=== What to work on ===
Using the entries that follow, collect the lines where the word "subtitle" appears.

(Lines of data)
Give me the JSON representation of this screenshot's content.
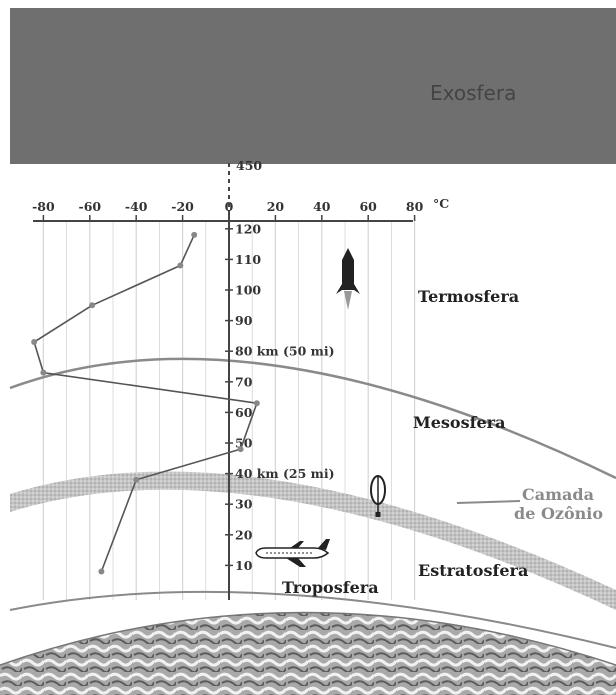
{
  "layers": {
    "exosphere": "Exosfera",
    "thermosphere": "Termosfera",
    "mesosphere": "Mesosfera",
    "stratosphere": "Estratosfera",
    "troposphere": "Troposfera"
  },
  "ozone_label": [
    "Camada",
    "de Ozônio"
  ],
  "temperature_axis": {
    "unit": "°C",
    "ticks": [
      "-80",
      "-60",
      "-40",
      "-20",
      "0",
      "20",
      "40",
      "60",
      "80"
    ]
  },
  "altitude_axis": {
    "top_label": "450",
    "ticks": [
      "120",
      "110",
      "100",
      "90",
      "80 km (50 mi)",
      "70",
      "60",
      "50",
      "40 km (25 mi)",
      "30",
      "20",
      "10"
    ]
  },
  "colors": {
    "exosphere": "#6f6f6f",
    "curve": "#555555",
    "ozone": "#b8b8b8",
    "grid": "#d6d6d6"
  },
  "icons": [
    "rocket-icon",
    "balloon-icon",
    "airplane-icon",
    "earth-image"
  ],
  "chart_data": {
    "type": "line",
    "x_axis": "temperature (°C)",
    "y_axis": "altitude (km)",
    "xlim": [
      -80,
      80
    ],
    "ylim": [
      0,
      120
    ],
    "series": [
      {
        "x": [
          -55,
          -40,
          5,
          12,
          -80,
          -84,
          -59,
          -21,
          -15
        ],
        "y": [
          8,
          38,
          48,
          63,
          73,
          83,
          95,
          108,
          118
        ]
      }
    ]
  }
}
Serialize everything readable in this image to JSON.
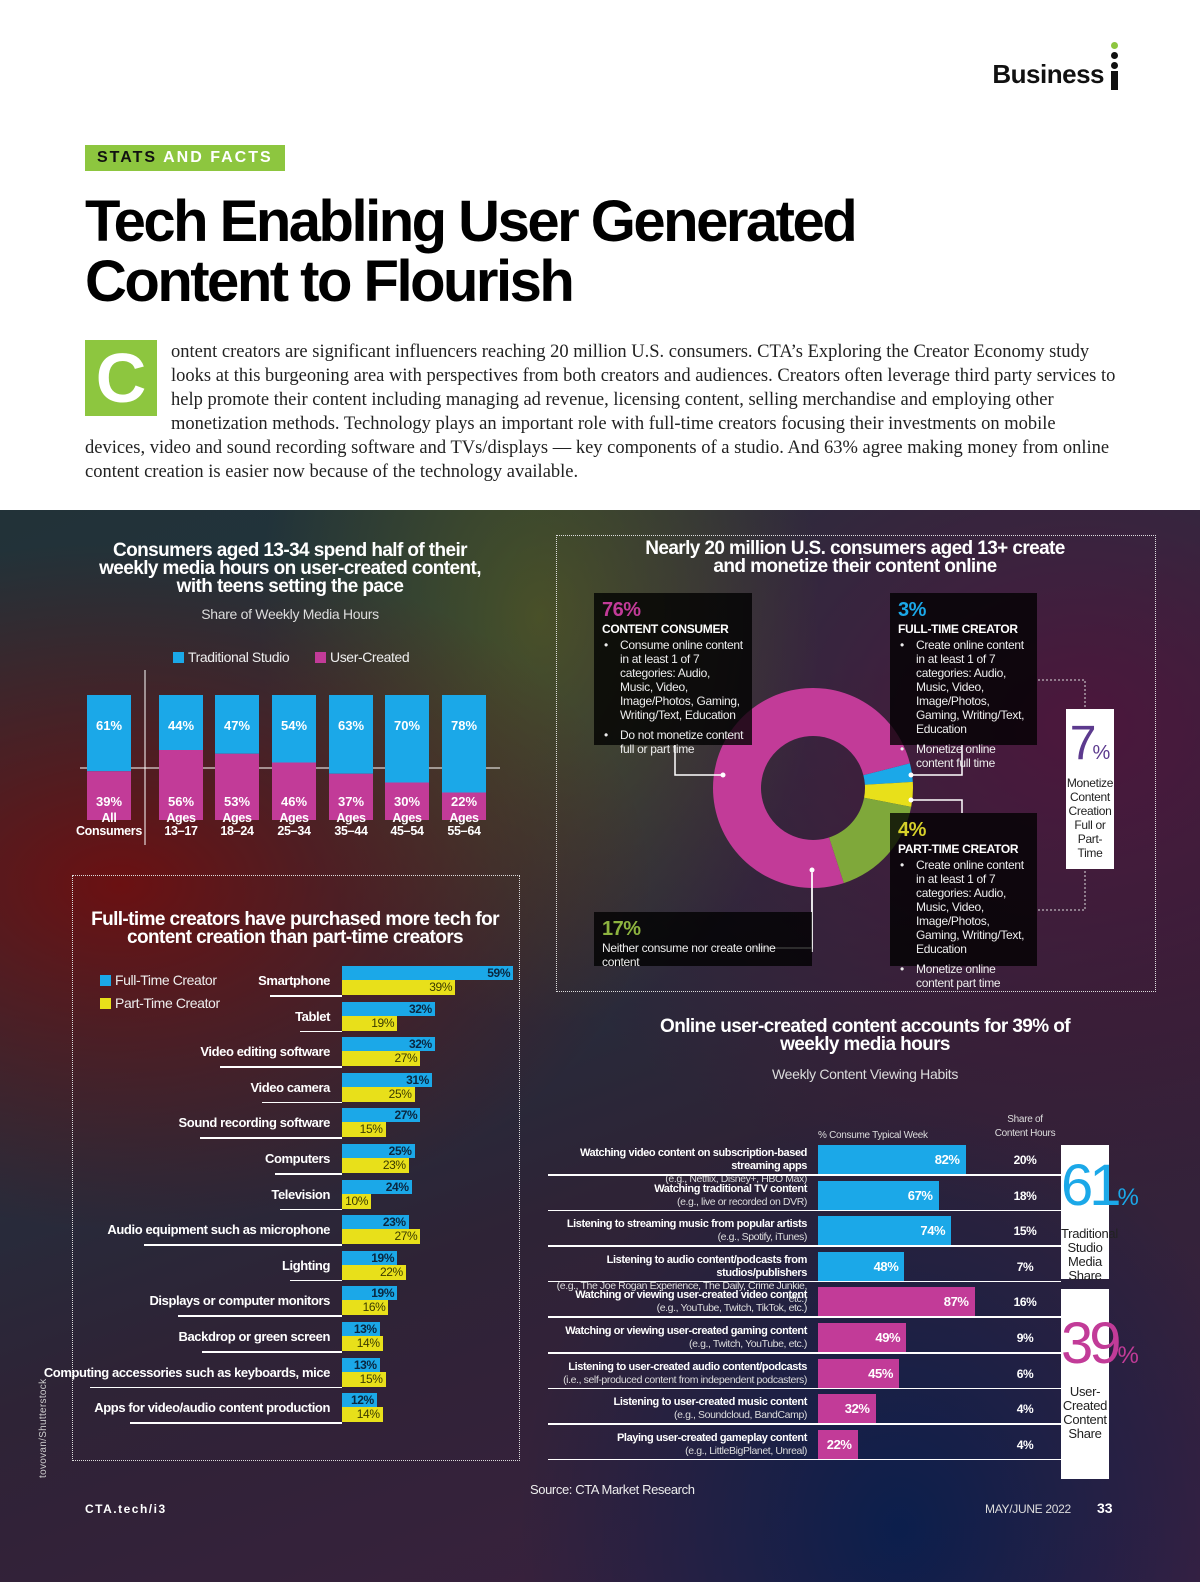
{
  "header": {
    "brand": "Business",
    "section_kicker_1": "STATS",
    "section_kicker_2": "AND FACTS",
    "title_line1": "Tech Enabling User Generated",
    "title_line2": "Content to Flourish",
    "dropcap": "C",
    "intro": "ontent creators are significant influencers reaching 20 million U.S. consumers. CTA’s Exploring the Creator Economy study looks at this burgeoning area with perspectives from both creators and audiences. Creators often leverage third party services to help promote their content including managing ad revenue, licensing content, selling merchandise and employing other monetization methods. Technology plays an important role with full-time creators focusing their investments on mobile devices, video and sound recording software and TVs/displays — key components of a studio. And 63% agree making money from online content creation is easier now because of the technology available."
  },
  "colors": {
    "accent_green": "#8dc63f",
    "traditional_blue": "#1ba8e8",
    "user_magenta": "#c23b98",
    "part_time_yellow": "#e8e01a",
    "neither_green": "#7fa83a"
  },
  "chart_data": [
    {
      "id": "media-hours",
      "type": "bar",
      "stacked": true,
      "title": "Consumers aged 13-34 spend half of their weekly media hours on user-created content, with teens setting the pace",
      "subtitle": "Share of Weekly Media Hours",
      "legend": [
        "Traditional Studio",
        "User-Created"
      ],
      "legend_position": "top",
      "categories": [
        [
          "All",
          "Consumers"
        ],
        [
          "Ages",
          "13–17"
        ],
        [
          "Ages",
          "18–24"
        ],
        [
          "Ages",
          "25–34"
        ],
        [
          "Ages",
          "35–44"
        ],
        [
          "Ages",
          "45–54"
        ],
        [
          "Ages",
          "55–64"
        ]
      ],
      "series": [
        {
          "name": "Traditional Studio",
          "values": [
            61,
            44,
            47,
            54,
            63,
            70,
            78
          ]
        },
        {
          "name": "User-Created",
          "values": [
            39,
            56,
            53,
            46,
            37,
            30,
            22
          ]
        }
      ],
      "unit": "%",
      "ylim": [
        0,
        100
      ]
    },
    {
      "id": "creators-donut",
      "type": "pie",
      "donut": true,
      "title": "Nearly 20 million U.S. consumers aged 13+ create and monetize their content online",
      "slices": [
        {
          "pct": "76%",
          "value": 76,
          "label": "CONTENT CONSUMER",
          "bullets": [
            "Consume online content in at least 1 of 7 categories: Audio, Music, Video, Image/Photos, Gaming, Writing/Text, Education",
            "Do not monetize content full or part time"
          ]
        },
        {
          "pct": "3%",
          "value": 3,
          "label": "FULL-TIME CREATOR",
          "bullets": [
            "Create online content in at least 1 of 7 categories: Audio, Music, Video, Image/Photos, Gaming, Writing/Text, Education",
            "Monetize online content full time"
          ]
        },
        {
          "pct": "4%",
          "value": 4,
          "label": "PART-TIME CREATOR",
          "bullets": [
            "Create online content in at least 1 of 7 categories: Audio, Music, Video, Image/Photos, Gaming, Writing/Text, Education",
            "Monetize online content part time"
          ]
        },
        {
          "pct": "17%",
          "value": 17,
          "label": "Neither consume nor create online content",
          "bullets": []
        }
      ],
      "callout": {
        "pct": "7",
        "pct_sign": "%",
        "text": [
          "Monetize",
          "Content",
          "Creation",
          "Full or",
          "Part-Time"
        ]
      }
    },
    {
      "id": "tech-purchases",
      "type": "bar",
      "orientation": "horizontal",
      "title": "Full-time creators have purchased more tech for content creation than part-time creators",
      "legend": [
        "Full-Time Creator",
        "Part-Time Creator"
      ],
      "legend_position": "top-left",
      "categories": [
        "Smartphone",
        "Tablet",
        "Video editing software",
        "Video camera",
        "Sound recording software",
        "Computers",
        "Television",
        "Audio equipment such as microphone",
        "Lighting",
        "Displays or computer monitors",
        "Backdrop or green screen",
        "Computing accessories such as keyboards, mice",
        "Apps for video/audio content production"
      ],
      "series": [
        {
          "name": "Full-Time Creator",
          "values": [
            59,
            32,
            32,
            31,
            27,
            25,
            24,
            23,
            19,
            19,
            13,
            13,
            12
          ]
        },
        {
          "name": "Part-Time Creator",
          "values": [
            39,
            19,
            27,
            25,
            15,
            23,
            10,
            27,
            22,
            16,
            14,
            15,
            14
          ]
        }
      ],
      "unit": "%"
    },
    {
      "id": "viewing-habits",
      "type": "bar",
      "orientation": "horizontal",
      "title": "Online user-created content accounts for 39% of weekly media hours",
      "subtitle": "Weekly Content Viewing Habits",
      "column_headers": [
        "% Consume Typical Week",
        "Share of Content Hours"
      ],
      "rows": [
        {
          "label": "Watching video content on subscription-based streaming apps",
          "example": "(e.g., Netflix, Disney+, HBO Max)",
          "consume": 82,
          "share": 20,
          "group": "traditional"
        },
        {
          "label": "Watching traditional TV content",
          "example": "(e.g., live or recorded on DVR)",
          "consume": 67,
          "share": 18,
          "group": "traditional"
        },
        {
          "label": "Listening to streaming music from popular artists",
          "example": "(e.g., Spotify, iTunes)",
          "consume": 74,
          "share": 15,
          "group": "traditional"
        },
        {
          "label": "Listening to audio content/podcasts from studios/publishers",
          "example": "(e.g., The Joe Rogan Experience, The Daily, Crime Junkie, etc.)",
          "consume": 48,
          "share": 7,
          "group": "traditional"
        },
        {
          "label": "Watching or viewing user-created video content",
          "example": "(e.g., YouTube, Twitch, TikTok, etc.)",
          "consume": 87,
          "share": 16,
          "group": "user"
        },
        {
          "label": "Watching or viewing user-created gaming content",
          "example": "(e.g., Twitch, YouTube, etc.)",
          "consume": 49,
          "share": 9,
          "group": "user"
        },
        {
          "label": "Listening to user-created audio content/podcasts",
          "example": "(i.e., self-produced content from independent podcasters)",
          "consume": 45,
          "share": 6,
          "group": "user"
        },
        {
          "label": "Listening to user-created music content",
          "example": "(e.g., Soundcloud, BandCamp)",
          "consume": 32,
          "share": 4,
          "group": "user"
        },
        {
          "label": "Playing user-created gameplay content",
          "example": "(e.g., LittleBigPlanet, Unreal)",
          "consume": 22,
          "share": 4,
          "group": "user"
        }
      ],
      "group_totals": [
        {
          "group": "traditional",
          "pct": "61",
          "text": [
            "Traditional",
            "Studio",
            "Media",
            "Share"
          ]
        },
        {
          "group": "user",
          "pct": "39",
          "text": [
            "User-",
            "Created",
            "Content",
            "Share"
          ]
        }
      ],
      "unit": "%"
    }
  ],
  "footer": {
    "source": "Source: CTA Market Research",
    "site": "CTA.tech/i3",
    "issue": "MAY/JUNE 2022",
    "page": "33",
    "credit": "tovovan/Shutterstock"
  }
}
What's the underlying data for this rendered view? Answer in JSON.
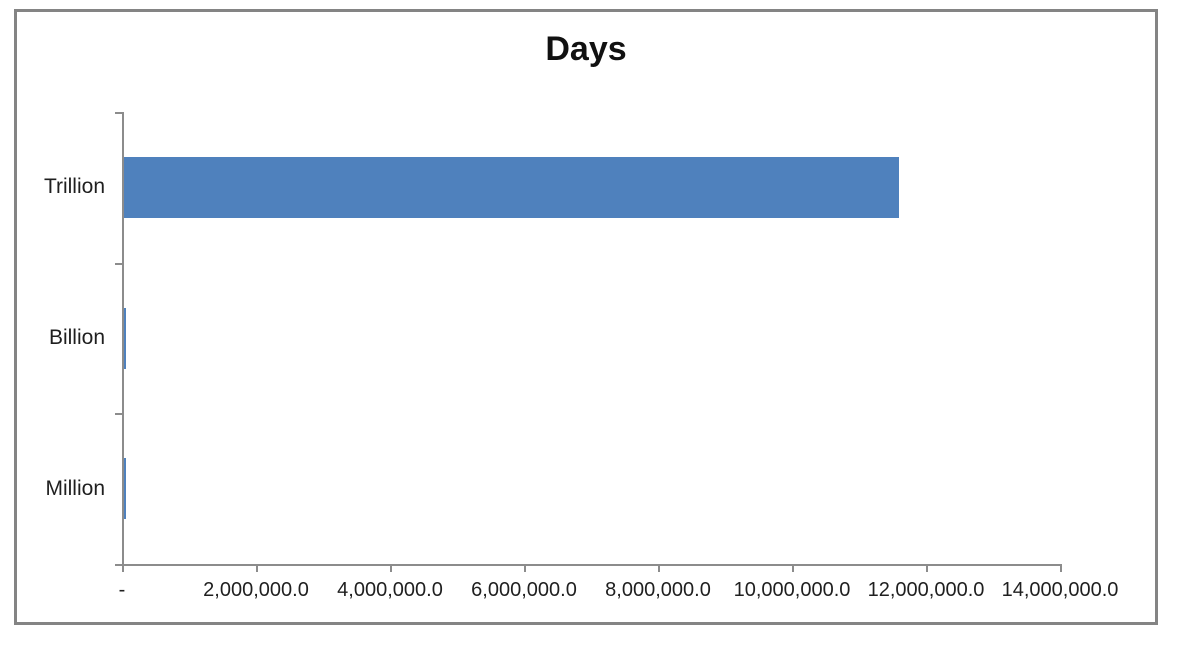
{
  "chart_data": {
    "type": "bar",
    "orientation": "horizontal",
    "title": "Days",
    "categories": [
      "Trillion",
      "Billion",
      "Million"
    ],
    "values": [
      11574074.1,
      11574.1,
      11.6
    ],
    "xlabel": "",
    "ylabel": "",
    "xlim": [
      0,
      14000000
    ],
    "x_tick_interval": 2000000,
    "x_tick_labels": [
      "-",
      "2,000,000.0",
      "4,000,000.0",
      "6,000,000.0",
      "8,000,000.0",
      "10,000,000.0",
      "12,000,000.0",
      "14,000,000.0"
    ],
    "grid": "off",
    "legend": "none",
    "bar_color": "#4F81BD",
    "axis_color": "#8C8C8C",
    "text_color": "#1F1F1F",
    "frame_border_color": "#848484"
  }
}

=== Written response ===
      "subtitle": "Share of Weekly Media Hours",
      "subtitle": "Weekly Content Viewing Habits",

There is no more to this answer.